▶ _INSTRUCTION_
Go through the listing and return every line with "title" in it.

▶ _RECORDS PROVIDED_
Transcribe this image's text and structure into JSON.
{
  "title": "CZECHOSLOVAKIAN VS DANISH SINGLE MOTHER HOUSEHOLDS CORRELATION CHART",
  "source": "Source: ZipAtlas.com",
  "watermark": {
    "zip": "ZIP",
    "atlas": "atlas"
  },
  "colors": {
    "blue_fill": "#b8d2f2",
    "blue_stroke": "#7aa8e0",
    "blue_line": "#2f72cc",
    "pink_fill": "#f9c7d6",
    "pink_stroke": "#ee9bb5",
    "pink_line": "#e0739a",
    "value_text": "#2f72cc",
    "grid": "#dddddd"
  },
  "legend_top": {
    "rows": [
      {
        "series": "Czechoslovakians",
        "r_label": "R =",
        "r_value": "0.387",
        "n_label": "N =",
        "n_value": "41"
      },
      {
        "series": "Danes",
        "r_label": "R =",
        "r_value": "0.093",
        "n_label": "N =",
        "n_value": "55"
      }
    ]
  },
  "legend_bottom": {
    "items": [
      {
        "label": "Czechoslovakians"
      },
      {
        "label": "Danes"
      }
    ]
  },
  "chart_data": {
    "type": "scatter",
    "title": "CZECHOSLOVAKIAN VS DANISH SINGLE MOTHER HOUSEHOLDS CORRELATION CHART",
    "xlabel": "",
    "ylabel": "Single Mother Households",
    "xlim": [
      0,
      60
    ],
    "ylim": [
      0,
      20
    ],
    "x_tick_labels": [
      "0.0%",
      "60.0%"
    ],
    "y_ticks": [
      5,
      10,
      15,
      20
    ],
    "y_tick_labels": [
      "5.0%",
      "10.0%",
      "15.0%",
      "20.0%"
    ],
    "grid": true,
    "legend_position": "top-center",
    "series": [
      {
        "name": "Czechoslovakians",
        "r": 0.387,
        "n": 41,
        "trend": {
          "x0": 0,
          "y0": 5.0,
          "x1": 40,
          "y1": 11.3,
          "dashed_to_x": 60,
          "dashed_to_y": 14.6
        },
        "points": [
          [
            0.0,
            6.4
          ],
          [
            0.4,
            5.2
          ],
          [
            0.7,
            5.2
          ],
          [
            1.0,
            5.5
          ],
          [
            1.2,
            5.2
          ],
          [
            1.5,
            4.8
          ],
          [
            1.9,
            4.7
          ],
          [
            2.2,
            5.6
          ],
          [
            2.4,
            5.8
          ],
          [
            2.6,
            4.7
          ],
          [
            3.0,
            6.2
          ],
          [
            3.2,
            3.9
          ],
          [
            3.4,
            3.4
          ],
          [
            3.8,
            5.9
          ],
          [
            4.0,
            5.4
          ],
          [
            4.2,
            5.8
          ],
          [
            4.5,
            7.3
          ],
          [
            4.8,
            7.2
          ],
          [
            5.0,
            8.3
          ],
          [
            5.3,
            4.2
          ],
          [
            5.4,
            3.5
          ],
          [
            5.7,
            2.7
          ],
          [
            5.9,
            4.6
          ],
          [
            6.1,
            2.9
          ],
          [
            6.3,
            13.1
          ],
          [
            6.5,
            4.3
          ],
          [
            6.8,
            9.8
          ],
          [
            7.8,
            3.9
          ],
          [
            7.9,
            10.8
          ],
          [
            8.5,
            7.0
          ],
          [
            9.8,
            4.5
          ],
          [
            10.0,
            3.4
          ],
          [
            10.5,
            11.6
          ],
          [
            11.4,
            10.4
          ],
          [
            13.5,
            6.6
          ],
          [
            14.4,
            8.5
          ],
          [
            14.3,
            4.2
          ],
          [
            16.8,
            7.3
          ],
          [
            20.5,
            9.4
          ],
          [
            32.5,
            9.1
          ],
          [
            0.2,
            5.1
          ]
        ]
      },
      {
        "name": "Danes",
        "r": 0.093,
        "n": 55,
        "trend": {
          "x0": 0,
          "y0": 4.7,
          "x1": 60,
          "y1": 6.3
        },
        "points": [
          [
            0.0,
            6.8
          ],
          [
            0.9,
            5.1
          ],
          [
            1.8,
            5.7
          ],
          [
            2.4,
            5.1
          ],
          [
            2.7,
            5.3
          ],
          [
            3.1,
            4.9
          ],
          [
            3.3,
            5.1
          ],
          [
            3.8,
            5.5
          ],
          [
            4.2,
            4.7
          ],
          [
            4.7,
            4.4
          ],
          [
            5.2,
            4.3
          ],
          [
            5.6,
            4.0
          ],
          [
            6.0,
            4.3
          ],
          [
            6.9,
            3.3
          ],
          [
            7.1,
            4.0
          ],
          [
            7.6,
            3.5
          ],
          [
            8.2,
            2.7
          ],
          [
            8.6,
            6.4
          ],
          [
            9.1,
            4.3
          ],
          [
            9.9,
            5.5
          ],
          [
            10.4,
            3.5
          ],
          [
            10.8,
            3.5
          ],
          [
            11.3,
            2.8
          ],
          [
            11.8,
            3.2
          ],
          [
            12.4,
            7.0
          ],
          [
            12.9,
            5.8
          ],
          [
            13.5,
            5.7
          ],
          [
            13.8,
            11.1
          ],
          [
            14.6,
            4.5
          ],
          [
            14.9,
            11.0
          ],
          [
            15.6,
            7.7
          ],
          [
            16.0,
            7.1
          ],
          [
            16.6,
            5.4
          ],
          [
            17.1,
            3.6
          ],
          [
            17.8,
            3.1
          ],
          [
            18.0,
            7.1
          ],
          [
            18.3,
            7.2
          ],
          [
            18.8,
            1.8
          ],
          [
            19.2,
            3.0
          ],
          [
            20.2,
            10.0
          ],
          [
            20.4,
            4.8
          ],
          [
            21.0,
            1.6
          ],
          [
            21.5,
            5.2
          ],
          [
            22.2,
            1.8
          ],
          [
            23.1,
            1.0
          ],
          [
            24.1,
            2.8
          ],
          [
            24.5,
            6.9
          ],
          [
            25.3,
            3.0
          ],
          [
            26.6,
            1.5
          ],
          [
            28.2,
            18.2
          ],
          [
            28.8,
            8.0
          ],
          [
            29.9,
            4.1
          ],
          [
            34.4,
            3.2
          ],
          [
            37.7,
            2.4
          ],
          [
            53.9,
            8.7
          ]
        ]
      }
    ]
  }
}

▶ _ANSWER FOR THIS EXERCISE_
  "title": "CZECHOSLOVAKIAN VS DANISH SINGLE MOTHER HOUSEHOLDS CORRELATION CHART",
    "title": "CZECHOSLOVAKIAN VS DANISH SINGLE MOTHER HOUSEHOLDS CORRELATION CHART",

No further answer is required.